== Dataset rows ==
— begin —
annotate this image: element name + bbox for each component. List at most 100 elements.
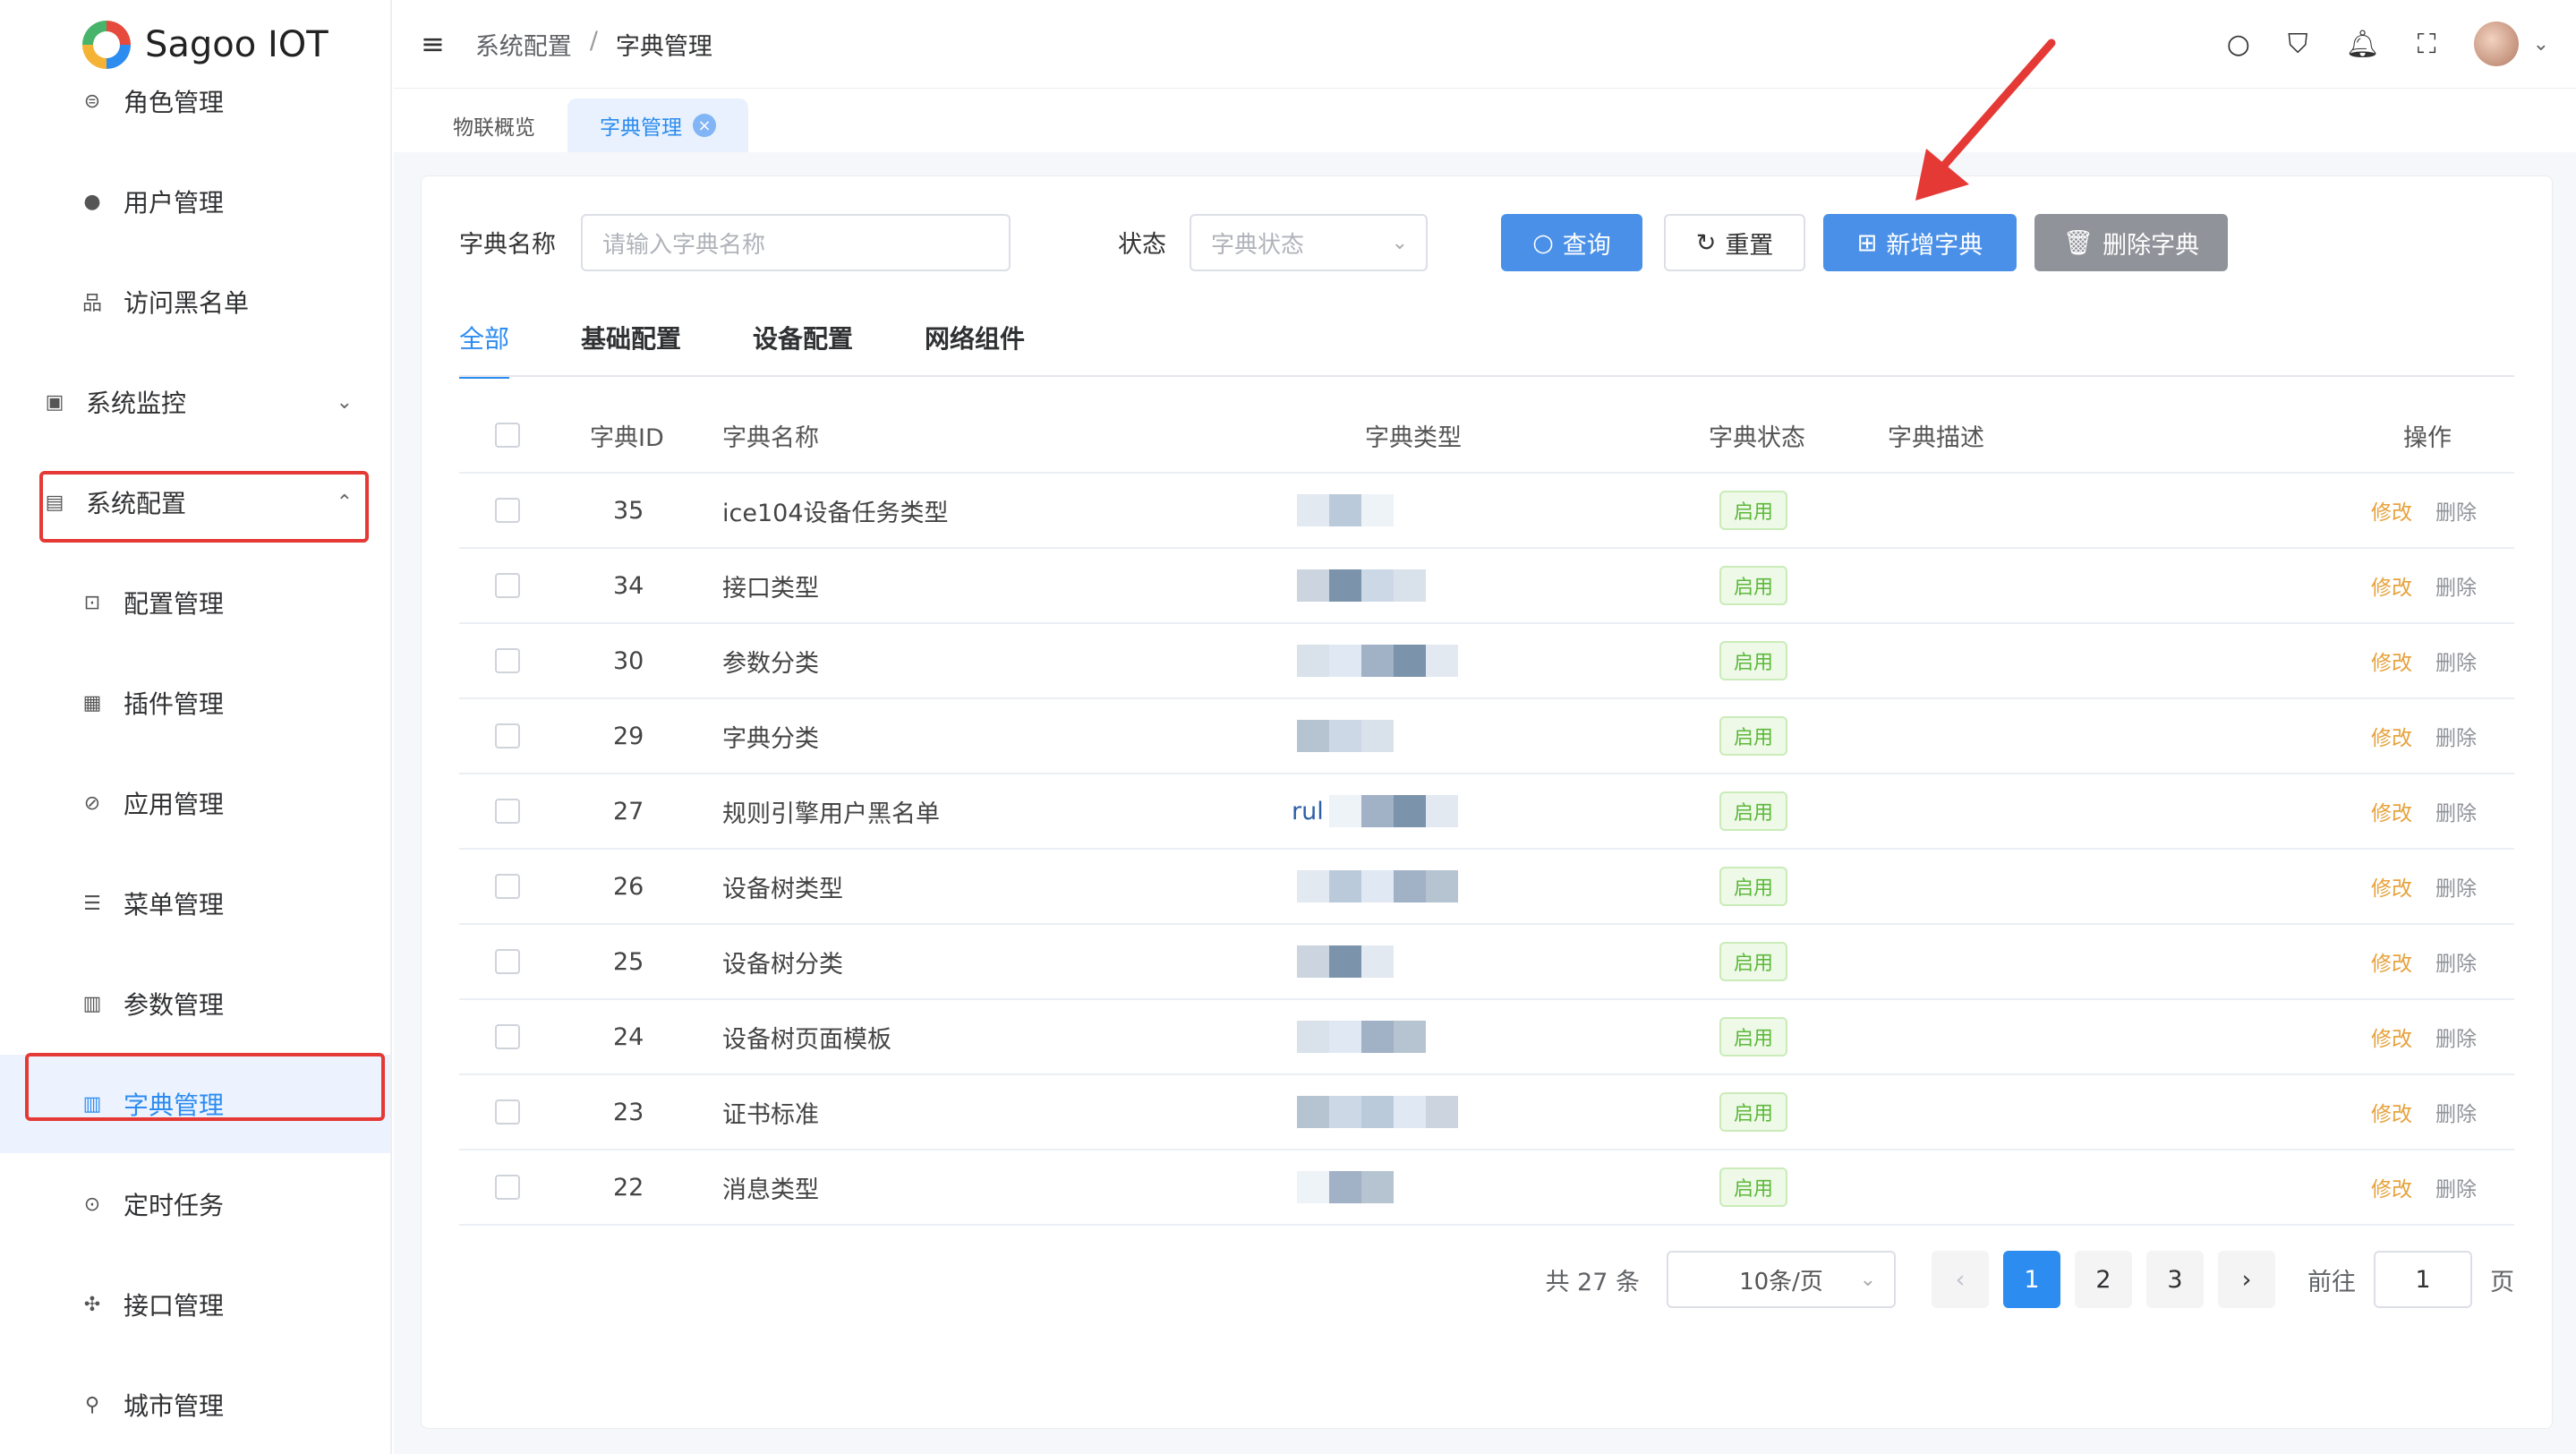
edit-link[interactable]: 修改 xyxy=(2371,946,2412,977)
edit-link[interactable]: 修改 xyxy=(2371,570,2412,601)
delete-link[interactable]: 删除 xyxy=(2435,1097,2477,1127)
dict-name-input[interactable]: 请输入字典名称 xyxy=(581,214,1011,271)
row-checkbox[interactable] xyxy=(495,925,520,998)
row-checkbox[interactable] xyxy=(495,850,520,923)
column-header-desc[interactable]: 字典描述 xyxy=(1888,398,1984,472)
row-checkbox[interactable] xyxy=(495,1000,520,1073)
blur-block xyxy=(1297,645,1329,677)
cell-type xyxy=(1292,850,1458,923)
row-checkbox[interactable] xyxy=(495,1150,520,1224)
row-checkbox[interactable] xyxy=(495,774,520,848)
fullscreen-icon[interactable]: ⛶ xyxy=(2418,29,2436,60)
delete-link[interactable]: 删除 xyxy=(2435,495,2477,526)
table-row[interactable]: 24 设备树页面模板 启用 修改 删除 xyxy=(459,1000,2514,1075)
sidebar-item-system-monitor[interactable]: ▣ 系统监控 ⌄ xyxy=(0,353,390,451)
sidebar-item-users[interactable]: ● 用户管理 xyxy=(0,152,390,251)
sidebar-item-menus[interactable]: ☰ 菜单管理 xyxy=(0,854,390,953)
row-checkbox[interactable] xyxy=(495,1075,520,1149)
prev-page-button[interactable]: ‹ xyxy=(1932,1251,1989,1308)
edit-link[interactable]: 修改 xyxy=(2371,796,2412,826)
edit-link[interactable]: 修改 xyxy=(2371,646,2412,676)
table-row[interactable]: 30 参数分类 启用 修改 删除 xyxy=(459,624,2514,699)
edit-link[interactable]: 修改 xyxy=(2371,495,2412,526)
cell-id: 25 xyxy=(613,947,644,976)
select-all-checkbox[interactable] xyxy=(495,398,520,472)
delete-dictionary-button[interactable]: 🗑︎ 删除字典 xyxy=(2034,214,2228,271)
status-select[interactable]: 字典状态 ⌄ xyxy=(1190,214,1428,271)
sidebar-item-blacklist[interactable]: 品 访问黑名单 xyxy=(0,252,390,351)
delete-link[interactable]: 删除 xyxy=(2435,871,2477,902)
column-header-status[interactable]: 字典状态 xyxy=(1709,398,1805,472)
edit-link[interactable]: 修改 xyxy=(2371,1022,2412,1052)
blur-block xyxy=(1329,945,1361,978)
sidebar-item-roles[interactable]: ⊜ 角色管理 xyxy=(0,52,390,150)
user-menu[interactable]: ⌄ xyxy=(2473,21,2549,66)
tab-basic-config[interactable]: 基础配置 xyxy=(581,320,681,379)
table-row[interactable]: 27 规则引擎用户黑名单 rul 启用 修改 删除 xyxy=(459,774,2514,850)
sidebar-item-timers[interactable]: ⊙ 定时任务 xyxy=(0,1155,390,1253)
blur-block xyxy=(1329,1096,1361,1128)
delete-link[interactable]: 删除 xyxy=(2435,796,2477,826)
sidebar-item-apps[interactable]: ⊘ 应用管理 xyxy=(0,754,390,852)
table-row[interactable]: 26 设备树类型 启用 修改 删除 xyxy=(459,850,2514,925)
status-badge: 启用 xyxy=(1719,1092,1788,1132)
edit-link[interactable]: 修改 xyxy=(2371,721,2412,751)
tab-device-config[interactable]: 设备配置 xyxy=(753,320,853,379)
sidebar-item-label: 访问黑名单 xyxy=(124,288,250,318)
page-button-2[interactable]: 2 xyxy=(2075,1251,2132,1308)
reset-button[interactable]: ↻ 重置 xyxy=(1664,214,1805,271)
table-row[interactable]: 29 字典分类 启用 修改 删除 xyxy=(459,699,2514,774)
delete-link[interactable]: 删除 xyxy=(2435,646,2477,676)
cell-id: 24 xyxy=(613,1022,644,1051)
table-row[interactable]: 22 消息类型 启用 修改 删除 xyxy=(459,1150,2514,1226)
sidebar-item-plugins[interactable]: ▦ 插件管理 xyxy=(0,654,390,752)
sidebar-item-config-manage[interactable]: ⊡ 配置管理 xyxy=(0,553,390,652)
table-body: 35 ice104设备任务类型 启用 修改 删除 34 接口类型 启用 修改 删除 30 参数分类 启用… xyxy=(459,474,2514,1226)
table-header: 字典ID 字典名称 字典类型 字典状态 字典描述 操作 xyxy=(459,398,2514,474)
breadcrumb-item[interactable]: 系统配置 xyxy=(475,27,572,62)
page-size-select[interactable]: 10条/页 ⌄ xyxy=(1667,1251,1896,1308)
page-button-1[interactable]: 1 xyxy=(2003,1251,2060,1308)
avatar[interactable] xyxy=(2473,21,2519,66)
delete-link[interactable]: 删除 xyxy=(2435,1022,2477,1052)
goto-page-input[interactable]: 1 xyxy=(2374,1251,2472,1308)
sidebar-item-apis[interactable]: ✣ 接口管理 xyxy=(0,1255,390,1354)
edit-link[interactable]: 修改 xyxy=(2371,871,2412,902)
row-checkbox[interactable] xyxy=(495,699,520,773)
close-icon[interactable]: × xyxy=(693,114,716,137)
menu-toggle-icon[interactable]: ≡ xyxy=(421,27,445,61)
redacted-type-blur xyxy=(1297,870,1458,902)
column-header-type[interactable]: 字典类型 xyxy=(1365,398,1462,472)
column-header-id[interactable]: 字典ID xyxy=(590,398,664,472)
tab-iot-overview[interactable]: 物联概览 xyxy=(421,98,567,152)
table-row[interactable]: 35 ice104设备任务类型 启用 修改 删除 xyxy=(459,474,2514,549)
table-row[interactable]: 23 证书标准 启用 修改 删除 xyxy=(459,1075,2514,1150)
tab-network-components[interactable]: 网络组件 xyxy=(925,320,1025,379)
header-actions: ○ ⛉ 🔔︎ ⛶ ⌄ xyxy=(2227,21,2549,66)
bell-icon[interactable]: 🔔︎ xyxy=(2345,29,2379,60)
delete-link[interactable]: 删除 xyxy=(2435,721,2477,751)
next-page-button[interactable]: › xyxy=(2218,1251,2275,1308)
delete-link[interactable]: 删除 xyxy=(2435,946,2477,977)
edit-link[interactable]: 修改 xyxy=(2371,1097,2412,1127)
sidebar-item-params[interactable]: ▥ 参数管理 xyxy=(0,954,390,1053)
table-row[interactable]: 34 接口类型 启用 修改 删除 xyxy=(459,549,2514,624)
tab-dictionary[interactable]: 字典管理 × xyxy=(567,98,748,152)
tab-all[interactable]: 全部 xyxy=(459,320,510,379)
edit-link[interactable]: 修改 xyxy=(2371,1172,2412,1202)
theme-shirt-icon[interactable]: ⛉ xyxy=(2288,29,2308,60)
table-row[interactable]: 25 设备树分类 启用 修改 删除 xyxy=(459,925,2514,1000)
delete-link[interactable]: 删除 xyxy=(2435,1172,2477,1202)
row-checkbox[interactable] xyxy=(495,549,520,622)
param-icon: ▥ xyxy=(82,992,102,1015)
column-header-name[interactable]: 字典名称 xyxy=(722,398,819,472)
add-dictionary-button[interactable]: ⊞ 新增字典 xyxy=(1823,214,2017,271)
page-button-3[interactable]: 3 xyxy=(2146,1251,2204,1308)
search-icon[interactable]: ○ xyxy=(2227,29,2250,60)
sidebar-item-cities[interactable]: ⚲ 城市管理 xyxy=(0,1356,390,1454)
blur-block xyxy=(1329,1171,1361,1203)
delete-link[interactable]: 删除 xyxy=(2435,570,2477,601)
row-checkbox[interactable] xyxy=(495,474,520,547)
row-checkbox[interactable] xyxy=(495,624,520,697)
query-button[interactable]: ○ 查询 xyxy=(1501,214,1642,271)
— end —
== Exercise prompt ==
Retype the data above line for line, keeping every character as it appears. Leave out the pictures.

== The answer ==
annotate this image: element name + bbox for each component. List at most 100 elements.
edit-link[interactable]: 修改 xyxy=(2371,946,2412,977)
edit-link[interactable]: 修改 xyxy=(2371,570,2412,601)
delete-link[interactable]: 删除 xyxy=(2435,1097,2477,1127)
dict-name-input[interactable]: 请输入字典名称 xyxy=(581,214,1011,271)
row-checkbox[interactable] xyxy=(495,925,520,998)
row-checkbox[interactable] xyxy=(495,850,520,923)
column-header-desc[interactable]: 字典描述 xyxy=(1888,398,1984,472)
row-checkbox[interactable] xyxy=(495,1000,520,1073)
blur-block xyxy=(1297,645,1329,677)
cell-type xyxy=(1292,850,1458,923)
row-checkbox[interactable] xyxy=(495,1150,520,1224)
row-checkbox[interactable] xyxy=(495,774,520,848)
fullscreen-icon[interactable]: ⛶ xyxy=(2418,29,2436,60)
delete-link[interactable]: 删除 xyxy=(2435,495,2477,526)
table-row[interactable]: 24 设备树页面模板 启用 修改 删除 xyxy=(459,1000,2514,1075)
sidebar-item-system-monitor[interactable]: ▣ 系统监控 ⌄ xyxy=(0,353,390,451)
sidebar-item-users[interactable]: ● 用户管理 xyxy=(0,152,390,251)
sidebar-item-menus[interactable]: ☰ 菜单管理 xyxy=(0,854,390,953)
row-checkbox[interactable] xyxy=(495,1075,520,1149)
prev-page-button[interactable]: ‹ xyxy=(1932,1251,1989,1308)
edit-link[interactable]: 修改 xyxy=(2371,796,2412,826)
edit-link[interactable]: 修改 xyxy=(2371,646,2412,676)
table-row[interactable]: 30 参数分类 启用 修改 删除 xyxy=(459,624,2514,699)
edit-link[interactable]: 修改 xyxy=(2371,495,2412,526)
cell-id: 25 xyxy=(613,947,644,976)
select-all-checkbox[interactable] xyxy=(495,398,520,472)
delete-dictionary-button[interactable]: 🗑︎ 删除字典 xyxy=(2034,214,2228,271)
status-select[interactable]: 字典状态 ⌄ xyxy=(1190,214,1428,271)
sidebar-item-blacklist[interactable]: 品 访问黑名单 xyxy=(0,252,390,351)
delete-link[interactable]: 删除 xyxy=(2435,871,2477,902)
column-header-status[interactable]: 字典状态 xyxy=(1709,398,1805,472)
edit-link[interactable]: 修改 xyxy=(2371,1022,2412,1052)
blur-block xyxy=(1329,945,1361,978)
sidebar-item-roles[interactable]: ⊜ 角色管理 xyxy=(0,52,390,150)
user-menu[interactable]: ⌄ xyxy=(2473,21,2549,66)
tab-basic-config[interactable]: 基础配置 xyxy=(581,320,681,379)
table-row[interactable]: 27 规则引擎用户黑名单 rul 启用 修改 删除 xyxy=(459,774,2514,850)
sidebar-item-timers[interactable]: ⊙ 定时任务 xyxy=(0,1155,390,1253)
blur-block xyxy=(1329,1096,1361,1128)
delete-link[interactable]: 删除 xyxy=(2435,796,2477,826)
sidebar-item-apps[interactable]: ⊘ 应用管理 xyxy=(0,754,390,852)
table-row[interactable]: 26 设备树类型 启用 修改 删除 xyxy=(459,850,2514,925)
status-badge: 启用 xyxy=(1719,1092,1788,1132)
edit-link[interactable]: 修改 xyxy=(2371,721,2412,751)
tab-device-config[interactable]: 设备配置 xyxy=(753,320,853,379)
sidebar-item-label: 访问黑名单 xyxy=(124,288,250,318)
page-button-2[interactable]: 2 xyxy=(2075,1251,2132,1308)
reset-button[interactable]: ↻ 重置 xyxy=(1664,214,1805,271)
table-row[interactable]: 29 字典分类 启用 修改 删除 xyxy=(459,699,2514,774)
delete-link[interactable]: 删除 xyxy=(2435,646,2477,676)
cell-id: 24 xyxy=(613,1022,644,1051)
table-row[interactable]: 22 消息类型 启用 修改 删除 xyxy=(459,1150,2514,1226)
sidebar-item-plugins[interactable]: ▦ 插件管理 xyxy=(0,654,390,752)
sidebar-item-config-manage[interactable]: ⊡ 配置管理 xyxy=(0,553,390,652)
table-body: 35 ice104设备任务类型 启用 修改 删除 34 接口类型 启用 修改 删除 30 参数分类 启用… xyxy=(459,474,2514,1226)
table-header: 字典ID 字典名称 字典类型 字典状态 字典描述 操作 xyxy=(459,398,2514,474)
breadcrumb-item[interactable]: 系统配置 xyxy=(475,27,572,62)
page-size-select[interactable]: 10条/页 ⌄ xyxy=(1667,1251,1896,1308)
page-button-1[interactable]: 1 xyxy=(2003,1251,2060,1308)
avatar[interactable] xyxy=(2473,21,2519,66)
delete-link[interactable]: 删除 xyxy=(2435,1022,2477,1052)
goto-page-input[interactable]: 1 xyxy=(2374,1251,2472,1308)
sidebar-item-apis[interactable]: ✣ 接口管理 xyxy=(0,1255,390,1354)
edit-link[interactable]: 修改 xyxy=(2371,871,2412,902)
row-checkbox[interactable] xyxy=(495,699,520,773)
close-icon[interactable]: × xyxy=(693,114,716,137)
menu-toggle-icon[interactable]: ≡ xyxy=(421,27,445,61)
redacted-type-blur xyxy=(1297,870,1458,902)
column-header-type[interactable]: 字典类型 xyxy=(1365,398,1462,472)
column-header-id[interactable]: 字典ID xyxy=(590,398,664,472)
tab-iot-overview[interactable]: 物联概览 xyxy=(421,98,567,152)
table-row[interactable]: 35 ice104设备任务类型 启用 修改 删除 xyxy=(459,474,2514,549)
table-row[interactable]: 23 证书标准 启用 修改 删除 xyxy=(459,1075,2514,1150)
tab-network-components[interactable]: 网络组件 xyxy=(925,320,1025,379)
header-actions: ○ ⛉ 🔔︎ ⛶ ⌄ xyxy=(2227,21,2549,66)
bell-icon[interactable]: 🔔︎ xyxy=(2345,29,2379,60)
delete-link[interactable]: 删除 xyxy=(2435,721,2477,751)
next-page-button[interactable]: › xyxy=(2218,1251,2275,1308)
delete-link[interactable]: 删除 xyxy=(2435,946,2477,977)
edit-link[interactable]: 修改 xyxy=(2371,1097,2412,1127)
sidebar-item-params[interactable]: ▥ 参数管理 xyxy=(0,954,390,1053)
table-row[interactable]: 34 接口类型 启用 修改 删除 xyxy=(459,549,2514,624)
tab-dictionary[interactable]: 字典管理 × xyxy=(567,98,748,152)
tab-all[interactable]: 全部 xyxy=(459,320,510,379)
edit-link[interactable]: 修改 xyxy=(2371,1172,2412,1202)
theme-shirt-icon[interactable]: ⛉ xyxy=(2288,29,2308,60)
table-row[interactable]: 25 设备树分类 启用 修改 删除 xyxy=(459,925,2514,1000)
delete-link[interactable]: 删除 xyxy=(2435,1172,2477,1202)
row-checkbox[interactable] xyxy=(495,549,520,622)
param-icon: ▥ xyxy=(82,992,102,1015)
column-header-name[interactable]: 字典名称 xyxy=(722,398,819,472)
add-dictionary-button[interactable]: ⊞ 新增字典 xyxy=(1823,214,2017,271)
page-button-3[interactable]: 3 xyxy=(2146,1251,2204,1308)
search-icon[interactable]: ○ xyxy=(2227,29,2250,60)
sidebar-item-cities[interactable]: ⚲ 城市管理 xyxy=(0,1356,390,1454)
blur-block xyxy=(1329,1171,1361,1203)
delete-link[interactable]: 删除 xyxy=(2435,570,2477,601)
row-checkbox[interactable] xyxy=(495,474,520,547)
row-checkbox[interactable] xyxy=(495,624,520,697)
query-button[interactable]: ○ 查询 xyxy=(1501,214,1642,271)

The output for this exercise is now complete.